Given problem
Extract the entries in their exact form.

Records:
_ _ _ _ _ _ _
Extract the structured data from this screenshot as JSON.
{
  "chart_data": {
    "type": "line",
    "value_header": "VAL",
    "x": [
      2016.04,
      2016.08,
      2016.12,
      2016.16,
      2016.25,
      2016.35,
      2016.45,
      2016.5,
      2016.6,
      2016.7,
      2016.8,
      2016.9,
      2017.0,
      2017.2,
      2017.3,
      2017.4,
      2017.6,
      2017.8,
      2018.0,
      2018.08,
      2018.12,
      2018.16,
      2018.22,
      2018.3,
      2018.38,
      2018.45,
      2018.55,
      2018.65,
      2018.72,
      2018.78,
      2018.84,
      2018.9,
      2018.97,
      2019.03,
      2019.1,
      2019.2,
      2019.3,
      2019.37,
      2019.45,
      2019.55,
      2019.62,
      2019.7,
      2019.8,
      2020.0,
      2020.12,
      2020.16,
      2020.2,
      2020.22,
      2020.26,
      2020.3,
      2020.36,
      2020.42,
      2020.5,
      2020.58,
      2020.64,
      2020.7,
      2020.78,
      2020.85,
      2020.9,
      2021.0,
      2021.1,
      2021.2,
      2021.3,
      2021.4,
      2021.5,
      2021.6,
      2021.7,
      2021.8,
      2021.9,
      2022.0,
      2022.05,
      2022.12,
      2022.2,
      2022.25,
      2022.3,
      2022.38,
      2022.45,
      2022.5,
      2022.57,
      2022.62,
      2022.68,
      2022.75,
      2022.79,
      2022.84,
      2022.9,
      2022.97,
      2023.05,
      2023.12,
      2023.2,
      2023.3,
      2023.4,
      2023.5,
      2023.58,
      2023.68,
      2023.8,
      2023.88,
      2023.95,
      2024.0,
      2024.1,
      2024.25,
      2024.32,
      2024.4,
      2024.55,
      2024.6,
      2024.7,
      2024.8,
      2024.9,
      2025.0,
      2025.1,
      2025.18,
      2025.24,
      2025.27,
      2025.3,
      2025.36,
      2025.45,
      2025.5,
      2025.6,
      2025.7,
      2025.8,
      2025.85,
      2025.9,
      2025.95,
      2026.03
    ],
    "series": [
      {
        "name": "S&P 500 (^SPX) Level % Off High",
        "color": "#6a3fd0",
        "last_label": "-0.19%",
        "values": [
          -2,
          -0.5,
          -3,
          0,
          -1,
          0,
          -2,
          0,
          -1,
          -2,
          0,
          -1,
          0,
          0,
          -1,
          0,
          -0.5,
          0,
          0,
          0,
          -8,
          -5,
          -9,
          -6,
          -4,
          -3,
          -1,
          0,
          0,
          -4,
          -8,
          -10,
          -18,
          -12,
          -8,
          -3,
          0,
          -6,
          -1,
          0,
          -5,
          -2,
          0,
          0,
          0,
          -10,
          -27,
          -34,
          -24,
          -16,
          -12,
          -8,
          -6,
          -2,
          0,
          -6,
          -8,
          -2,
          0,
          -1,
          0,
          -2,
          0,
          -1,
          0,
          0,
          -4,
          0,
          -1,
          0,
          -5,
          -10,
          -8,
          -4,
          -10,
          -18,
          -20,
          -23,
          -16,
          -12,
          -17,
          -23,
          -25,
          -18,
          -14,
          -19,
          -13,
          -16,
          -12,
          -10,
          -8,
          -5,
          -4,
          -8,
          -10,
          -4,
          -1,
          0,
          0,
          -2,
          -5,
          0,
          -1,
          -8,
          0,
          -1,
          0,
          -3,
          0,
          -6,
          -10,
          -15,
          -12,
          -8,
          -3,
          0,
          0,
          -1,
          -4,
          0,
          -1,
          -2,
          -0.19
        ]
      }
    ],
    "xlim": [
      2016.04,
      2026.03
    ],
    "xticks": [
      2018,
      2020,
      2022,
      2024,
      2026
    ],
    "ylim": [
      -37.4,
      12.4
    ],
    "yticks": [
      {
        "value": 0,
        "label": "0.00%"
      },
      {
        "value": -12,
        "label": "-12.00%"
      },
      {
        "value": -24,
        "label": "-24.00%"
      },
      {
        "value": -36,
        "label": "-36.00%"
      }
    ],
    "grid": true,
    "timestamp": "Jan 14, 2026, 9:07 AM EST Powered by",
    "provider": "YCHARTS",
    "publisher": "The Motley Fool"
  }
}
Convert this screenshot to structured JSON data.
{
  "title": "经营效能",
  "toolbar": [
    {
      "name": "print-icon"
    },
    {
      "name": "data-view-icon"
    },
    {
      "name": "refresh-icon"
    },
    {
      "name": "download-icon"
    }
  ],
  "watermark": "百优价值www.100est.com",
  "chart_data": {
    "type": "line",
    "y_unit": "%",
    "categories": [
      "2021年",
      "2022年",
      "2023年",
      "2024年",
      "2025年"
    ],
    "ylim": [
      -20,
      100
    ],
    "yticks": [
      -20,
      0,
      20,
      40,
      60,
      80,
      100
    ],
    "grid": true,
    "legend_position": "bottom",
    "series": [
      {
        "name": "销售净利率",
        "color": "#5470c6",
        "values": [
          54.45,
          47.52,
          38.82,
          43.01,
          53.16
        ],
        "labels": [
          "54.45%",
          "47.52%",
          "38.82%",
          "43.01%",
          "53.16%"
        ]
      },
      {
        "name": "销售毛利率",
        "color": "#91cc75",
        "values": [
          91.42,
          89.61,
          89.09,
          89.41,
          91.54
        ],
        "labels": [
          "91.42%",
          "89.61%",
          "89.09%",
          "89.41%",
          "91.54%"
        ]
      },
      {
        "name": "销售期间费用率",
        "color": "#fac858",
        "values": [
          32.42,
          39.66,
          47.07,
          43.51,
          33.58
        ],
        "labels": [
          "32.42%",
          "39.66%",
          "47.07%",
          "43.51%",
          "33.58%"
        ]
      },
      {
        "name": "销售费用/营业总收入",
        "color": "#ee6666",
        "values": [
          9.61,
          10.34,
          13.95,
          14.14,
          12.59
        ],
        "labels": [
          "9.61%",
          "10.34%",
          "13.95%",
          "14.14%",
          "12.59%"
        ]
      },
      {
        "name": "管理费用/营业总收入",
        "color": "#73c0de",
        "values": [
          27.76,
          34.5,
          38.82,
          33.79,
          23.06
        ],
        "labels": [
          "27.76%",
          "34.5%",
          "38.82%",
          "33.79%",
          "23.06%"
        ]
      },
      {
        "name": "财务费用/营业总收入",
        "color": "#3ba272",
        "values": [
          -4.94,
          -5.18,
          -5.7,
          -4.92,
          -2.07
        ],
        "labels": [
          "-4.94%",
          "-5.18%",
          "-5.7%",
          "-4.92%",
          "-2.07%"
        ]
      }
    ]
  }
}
_ _ _ _ _ _ _
Written reply
Extract the structured data from this screenshot as JSON.
{
  "chart_data": {
    "type": "line",
    "value_header": "VAL",
    "x": [
      2016.04,
      2016.08,
      2016.12,
      2016.16,
      2016.25,
      2016.35,
      2016.45,
      2016.5,
      2016.6,
      2016.7,
      2016.8,
      2016.9,
      2017.0,
      2017.2,
      2017.3,
      2017.4,
      2017.6,
      2017.8,
      2018.0,
      2018.08,
      2018.12,
      2018.16,
      2018.22,
      2018.3,
      2018.38,
      2018.45,
      2018.55,
      2018.65,
      2018.72,
      2018.78,
      2018.84,
      2018.9,
      2018.97,
      2019.03,
      2019.1,
      2019.2,
      2019.3,
      2019.37,
      2019.45,
      2019.55,
      2019.62,
      2019.7,
      2019.8,
      2020.0,
      2020.12,
      2020.16,
      2020.2,
      2020.22,
      2020.26,
      2020.3,
      2020.36,
      2020.42,
      2020.5,
      2020.58,
      2020.64,
      2020.7,
      2020.78,
      2020.85,
      2020.9,
      2021.0,
      2021.1,
      2021.2,
      2021.3,
      2021.4,
      2021.5,
      2021.6,
      2021.7,
      2021.8,
      2021.9,
      2022.0,
      2022.05,
      2022.12,
      2022.2,
      2022.25,
      2022.3,
      2022.38,
      2022.45,
      2022.5,
      2022.57,
      2022.62,
      2022.68,
      2022.75,
      2022.79,
      2022.84,
      2022.9,
      2022.97,
      2023.05,
      2023.12,
      2023.2,
      2023.3,
      2023.4,
      2023.5,
      2023.58,
      2023.68,
      2023.8,
      2023.88,
      2023.95,
      2024.0,
      2024.1,
      2024.25,
      2024.32,
      2024.4,
      2024.55,
      2024.6,
      2024.7,
      2024.8,
      2024.9,
      2025.0,
      2025.1,
      2025.18,
      2025.24,
      2025.27,
      2025.3,
      2025.36,
      2025.45,
      2025.5,
      2025.6,
      2025.7,
      2025.8,
      2025.85,
      2025.9,
      2025.95,
      2026.03
    ],
    "series": [
      {
        "name": "S&P 500 (^SPX) Level % Off High",
        "color": "#6a3fd0",
        "last_label": "-0.19%",
        "values": [
          -2,
          -0.5,
          -3,
          0,
          -1,
          0,
          -2,
          0,
          -1,
          -2,
          0,
          -1,
          0,
          0,
          -1,
          0,
          -0.5,
          0,
          0,
          0,
          -8,
          -5,
          -9,
          -6,
          -4,
          -3,
          -1,
          0,
          0,
          -4,
          -8,
          -10,
          -18,
          -12,
          -8,
          -3,
          0,
          -6,
          -1,
          0,
          -5,
          -2,
          0,
          0,
          0,
          -10,
          -27,
          -34,
          -24,
          -16,
          -12,
          -8,
          -6,
          -2,
          0,
          -6,
          -8,
          -2,
          0,
          -1,
          0,
          -2,
          0,
          -1,
          0,
          0,
          -4,
          0,
          -1,
          0,
          -5,
          -10,
          -8,
          -4,
          -10,
          -18,
          -20,
          -23,
          -16,
          -12,
          -17,
          -23,
          -25,
          -18,
          -14,
          -19,
          -13,
          -16,
          -12,
          -10,
          -8,
          -5,
          -4,
          -8,
          -10,
          -4,
          -1,
          0,
          0,
          -2,
          -5,
          0,
          -1,
          -8,
          0,
          -1,
          0,
          -3,
          0,
          -6,
          -10,
          -15,
          -12,
          -8,
          -3,
          0,
          0,
          -1,
          -4,
          0,
          -1,
          -2,
          -0.19
        ]
      }
    ],
    "xlim": [
      2016.04,
      2026.03
    ],
    "xticks": [
      2018,
      2020,
      2022,
      2024,
      2026
    ],
    "ylim": [
      -37.4,
      12.4
    ],
    "yticks": [
      {
        "value": 0,
        "label": "0.00%"
      },
      {
        "value": -12,
        "label": "-12.00%"
      },
      {
        "value": -24,
        "label": "-24.00%"
      },
      {
        "value": -36,
        "label": "-36.00%"
      }
    ],
    "grid": true,
    "timestamp": "Jan 14, 2026, 9:07 AM EST Powered by",
    "provider": "YCHARTS",
    "publisher": "The Motley Fool"
  }
}
Convert this screenshot to structured JSON data.
{
  "title": "经营效能",
  "toolbar": [
    {
      "name": "print-icon"
    },
    {
      "name": "data-view-icon"
    },
    {
      "name": "refresh-icon"
    },
    {
      "name": "download-icon"
    }
  ],
  "watermark": "百优价值www.100est.com",
  "chart_data": {
    "type": "line",
    "y_unit": "%",
    "categories": [
      "2021年",
      "2022年",
      "2023年",
      "2024年",
      "2025年"
    ],
    "ylim": [
      -20,
      100
    ],
    "yticks": [
      -20,
      0,
      20,
      40,
      60,
      80,
      100
    ],
    "grid": true,
    "legend_position": "bottom",
    "series": [
      {
        "name": "销售净利率",
        "color": "#5470c6",
        "values": [
          54.45,
          47.52,
          38.82,
          43.01,
          53.16
        ],
        "labels": [
          "54.45%",
          "47.52%",
          "38.82%",
          "43.01%",
          "53.16%"
        ]
      },
      {
        "name": "销售毛利率",
        "color": "#91cc75",
        "values": [
          91.42,
          89.61,
          89.09,
          89.41,
          91.54
        ],
        "labels": [
          "91.42%",
          "89.61%",
          "89.09%",
          "89.41%",
          "91.54%"
        ]
      },
      {
        "name": "销售期间费用率",
        "color": "#fac858",
        "values": [
          32.42,
          39.66,
          47.07,
          43.51,
          33.58
        ],
        "labels": [
          "32.42%",
          "39.66%",
          "47.07%",
          "43.51%",
          "33.58%"
        ]
      },
      {
        "name": "销售费用/营业总收入",
        "color": "#ee6666",
        "values": [
          9.61,
          10.34,
          13.95,
          14.14,
          12.59
        ],
        "labels": [
          "9.61%",
          "10.34%",
          "13.95%",
          "14.14%",
          "12.59%"
        ]
      },
      {
        "name": "管理费用/营业总收入",
        "color": "#73c0de",
        "values": [
          27.76,
          34.5,
          38.82,
          33.79,
          23.06
        ],
        "labels": [
          "27.76%",
          "34.5%",
          "38.82%",
          "33.79%",
          "23.06%"
        ]
      },
      {
        "name": "财务费用/营业总收入",
        "color": "#3ba272",
        "values": [
          -4.94,
          -5.18,
          -5.7,
          -4.92,
          -2.07
        ],
        "labels": [
          "-4.94%",
          "-5.18%",
          "-5.7%",
          "-4.92%",
          "-2.07%"
        ]
      }
    ]
  }
}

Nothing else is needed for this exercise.